[Extracted data entries]
□ □ □ □

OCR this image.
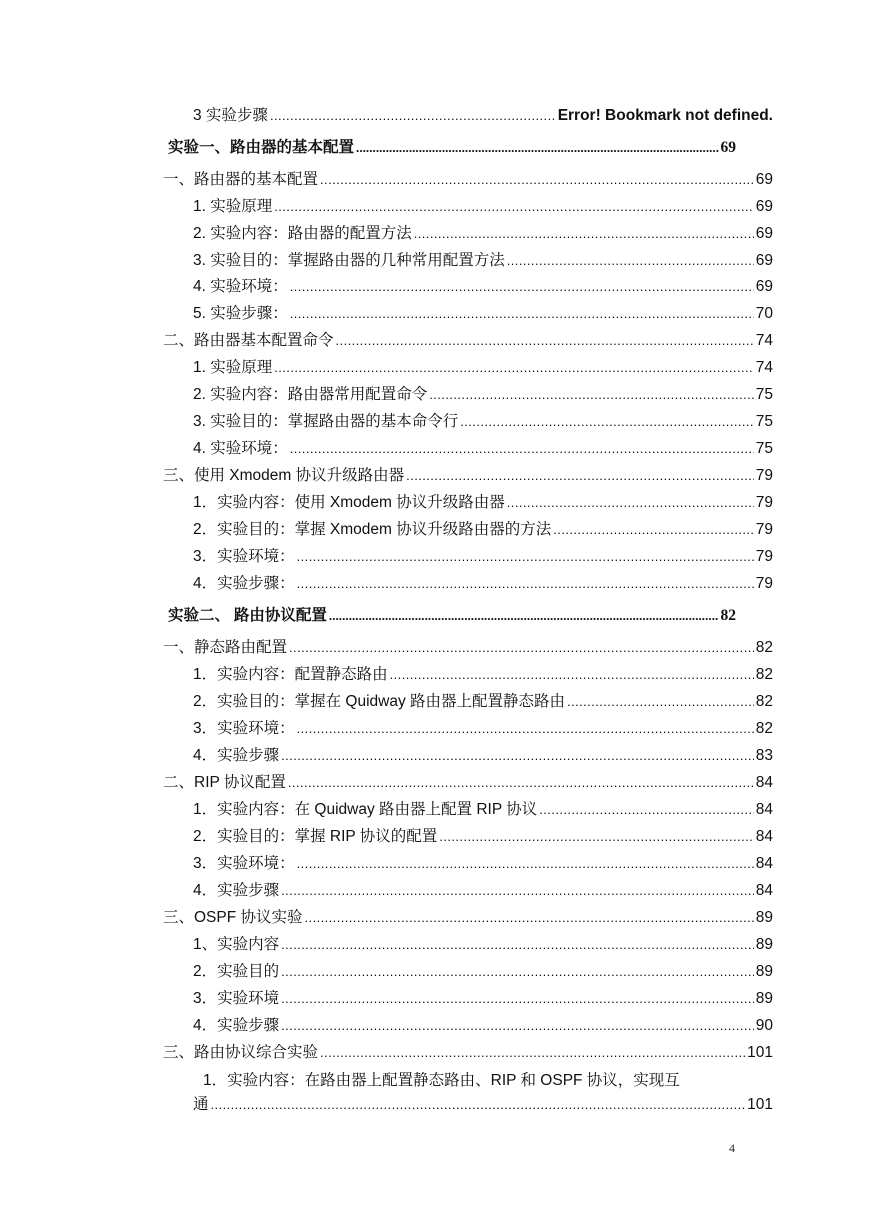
3 实验步骤 . . .	Error! Bookmark not defined.
实验一、路由器的基本配置 . . .	69
一、路由器的基本配置 . . .	69
1. 实验原理 . . .	69
2. 实验内容：路由器的配置方法 . . .	69
3. 实验目的：掌握路由器的几种常用配置方法 . . .	69
4. 实验环境： . . .	69
5. 实验步骤： . . .	70
二、路由器基本配置命令 . . .	74
1. 实验原理 . . .	74
2. 实验内容：路由器常用配置命令 . . .	75
3. 实验目的：掌握路由器的基本命令行 . . .	75
4. 实验环境： . . .	75
三、使用 Xmodem 协议升级路由器 . . .	79
1．实验内容：使用 Xmodem 协议升级路由器 . . .	79
2．实验目的：掌握 Xmodem 协议升级路由器的方法 . . .	79
3．实验环境： . . .	79
4．实验步骤： . . .	79
实验二、 路由协议配置 . . .	82
一、静态路由配置 . . .	82
1．实验内容：配置静态路由 . . .	82
2．实验目的：掌握在 Quidway 路由器上配置静态路由 . . .	82
3．实验环境： . . .	82
4．实验步骤 . . .	83
二、RIP 协议配置 . . .	84
1．实验内容：在 Quidway 路由器上配置 RIP 协议 . . .	84
2．实验目的：掌握 RIP 协议的配置 . . .	84
3．实验环境： . . .	84
4．实验步骤 . . .	84
三、OSPF 协议实验 . . .	89
1、实验内容 . . .	89
2．实验目的 . . .	89
3．实验环境 . . .	89
4．实验步骤 . . .	90
三、路由协议综合实验 . . .	101
1．实验内容：在路由器上配置静态路由、RIP 和 OSPF 协议，实现互
通 . . .	101
4
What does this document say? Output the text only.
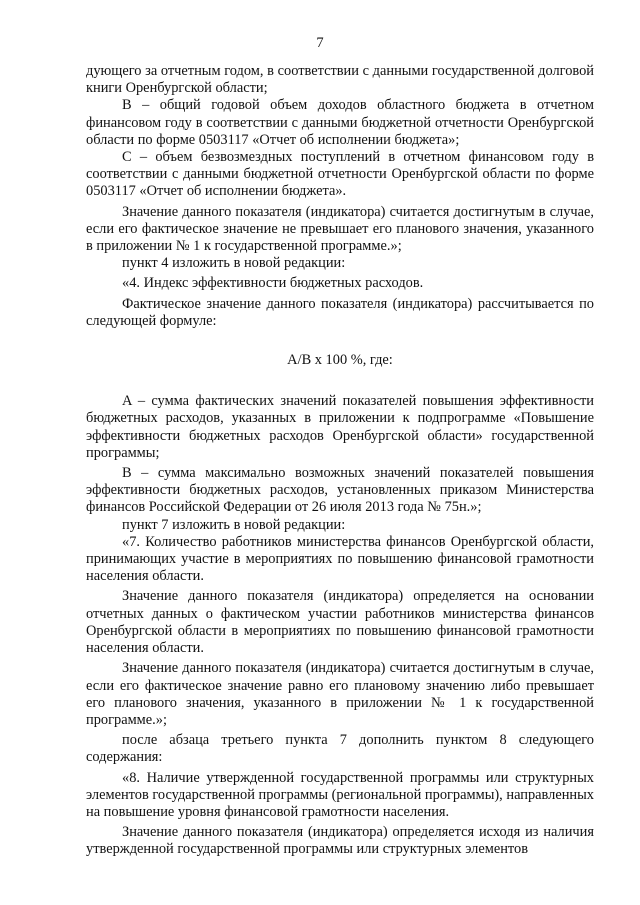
7

дующего за отчетным годом, в соответствии с данными государственной долговой книги Оренбургской области;

B – общий годовой объем доходов областного бюджета в отчетном финансовом году в соответствии с данными бюджетной отчетности Оренбургской области по форме 0503117 «Отчет об исполнении бюджета»;

C – объем безвозмездных поступлений в отчетном финансовом году в соответствии с данными бюджетной отчетности Оренбургской области по форме 0503117 «Отчет об исполнении бюджета».

Значение данного показателя (индикатора) считается достигнутым в случае, если его фактическое значение не превышает его планового значения, указанного в приложении № 1 к государственной программе.»;

пункт 4 изложить в новой редакции:

«4. Индекс эффективности бюджетных расходов.

Фактическое значение данного показателя (индикатора) рассчитывается по следующей формуле:

A/B x 100 %, где:

A – сумма фактических значений показателей повышения эффективности бюджетных расходов, указанных в приложении к подпрограмме «Повышение эффективности бюджетных расходов Оренбургской области» государственной программы;

B – сумма максимально возможных значений показателей повышения эффективности бюджетных расходов, установленных приказом Министерства финансов Российской Федерации от 26 июля 2013 года № 75н.»;

пункт 7 изложить в новой редакции:

«7. Количество работников министерства финансов Оренбургской области, принимающих участие в мероприятиях по повышению финансовой грамотности населения области.

Значение данного показателя (индикатора) определяется на основании отчетных данных о фактическом участии работников министерства финансов Оренбургской области в мероприятиях по повышению финансовой грамотности населения области.

Значение данного показателя (индикатора) считается достигнутым в случае, если его фактическое значение равно его плановому значению либо превышает его планового значения, указанного в приложении № 1 к государственной программе.»;

после абзаца третьего пункта 7 дополнить пунктом 8 следующего содержания:

«8. Наличие утвержденной государственной программы или структурных элементов государственной программы (региональной программы), направленных на повышение уровня финансовой грамотности населения.

Значение данного показателя (индикатора) определяется исходя из наличия утвержденной государственной программы или структурных элементов
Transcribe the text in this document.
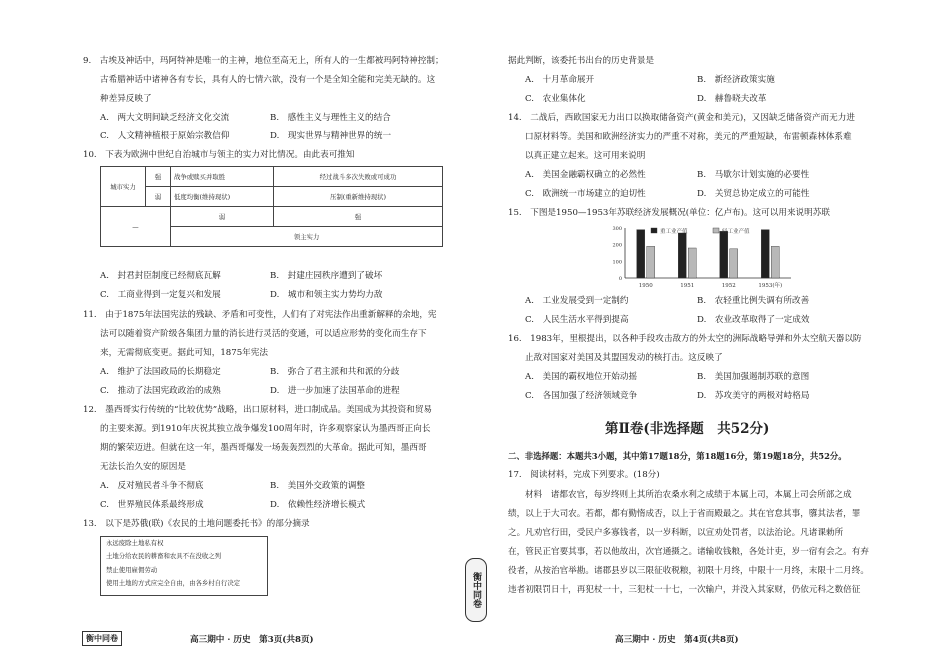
9.　古埃及神话中，玛阿特神是唯一的主神，地位至高无上，所有人的一生都被玛阿特神控制；
古希腊神话中诸神各有专长，具有人的七情六欲，没有一个是全知全能和完美无缺的。这
种差异反映了
A.　两大文明间缺乏经济文化交流	B.　感性主义与理性主义的结合
C.　人文精神植根于原始宗教信仰	D.　现实世界与精神世界的统一
10.　下表为欧洲中世纪自治城市与领主的实力对比情况。由此表可推知
城市实力	强	战争或赎买并取胜	经过战斗多次失败或可成功
	弱	低度均衡(维持现状)	压制(重新维持现状)
—		弱	强
		领主实力	
A.　封君封臣制度已经彻底瓦解	B.　封建庄园秩序遭到了破坏
C.　工商业得到一定复兴和发展	D.　城市和领主实力势均力敌
11.　由于1875年法国宪法的残缺、矛盾和可变性，人们有了对宪法作出重新解释的余地，宪
法可以随着资产阶级各集团力量的消长进行灵活的变通，可以适应形势的变化而生存下
来，无需彻底变更。据此可知，1875年宪法
A.　维护了法国政局的长期稳定	B.　弥合了君主派和共和派的分歧
C.　推动了法国宪政政治的成熟	D.　进一步加速了法国革命的进程
12.　墨西哥实行传统的“比较优势”战略，出口原材料，进口制成品。美国成为其投资和贸易
的主要来源。到1910年庆祝其独立战争爆发100周年时，许多观察家认为墨西哥正向长
期的繁荣迈进。但就在这一年，墨西哥爆发一场轰轰烈烈的大革命。据此可知，墨西哥
无法长治久安的原因是
A.　反对殖民者斗争不彻底	B.　美国外交政策的调整
C.　世界殖民体系最终形成	D.　依赖性经济增长模式
13.　以下是苏俄(联)《农民的土地问题委托书》的部分摘录
永远废除土地私有权
土地分给农民的耕畜和农具不在没收之列
禁止使用雇佣劳动
使用土地的方式应完全自由，由各乡村自行决定
衡中同卷	高三期中 · 历史　第3页(共8页)
衡中同卷
据此判断，该委托书出台的历史背景是
A.　十月革命展开	B.　新经济政策实施
C.　农业集体化	D.　赫鲁晓夫改革
14.　二战后，西欧国家无力出口以换取储备资产(黄金和美元)，又因缺乏储备资产而无力进
口原材料等。美国和欧洲经济实力的严重不对称，美元的严重短缺，布雷顿森林体系难
以真正建立起来。这可用来说明
A.　美国金融霸权确立的必然性	B.　马歇尔计划实施的必要性
C.　欧洲统一市场建立的迫切性	D.　关贸总协定成立的可能性
15.　下图是1950—1953年苏联经济发展概况(单位：亿卢布)。这可以用来说明苏联
0
100
200
300
1950	1951	1952	1953(年)
重工业产值	轻工业产值
A.　工业发展受到一定制约	B.　农轻重比例失调有所改善
C.　人民生活水平得到提高	D.　农业改革取得了一定成效
16.　1983年，里根提出，以各种手段攻击敌方的外太空的洲际战略导弹和外太空航天器以防
止敌对国家对美国及其盟国发动的核打击。这反映了
A.　美国的霸权地位开始动摇	B.　美国加强遏制苏联的意图
C.　各国加强了经济领域竞争	D.　苏攻美守的两极对峙格局
第Ⅱ卷(非选择题　共52分)
二、非选择题：本题共3小题，其中第17题18分，第18题16分，第19题18分，共52分。
17.　阅读材料，完成下列要求。(18分)
材料　诸都农官，每岁终则上其所治农桑水利之成绩于本属上司，本属上司会所部之成
绩，以上于大司农。若都，都有勤惰成否，以上于省而殿最之。其在官怠其事，隳其法者，罪
之。凡劝官行田，受民户多寡钱者，以一岁科断，以宣劝处罚者，以法治论。凡诸课勅所
在，管民正官要其事，若以他故出，次官通摄之。诸输收钱粮，各处计吏，岁一宿有会之。有弃
役者，从按治官举勘。诸郡县岁以三限征收税粮，初限十月终，中限十一月终，末限十二月终。
违者初限罚日十，再犯杖一十，三犯杖一十七，一次输户，并没入其家财，仍依元科之数倍征
高三期中 · 历史　第4页(共8页)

□ □ □ □

▶ **Do this**:
Search the entries for the word "text" and pick out every line that holds it.

▶ **Reply**:
What does this document say? Output the text only.
Transcribe the text in this document.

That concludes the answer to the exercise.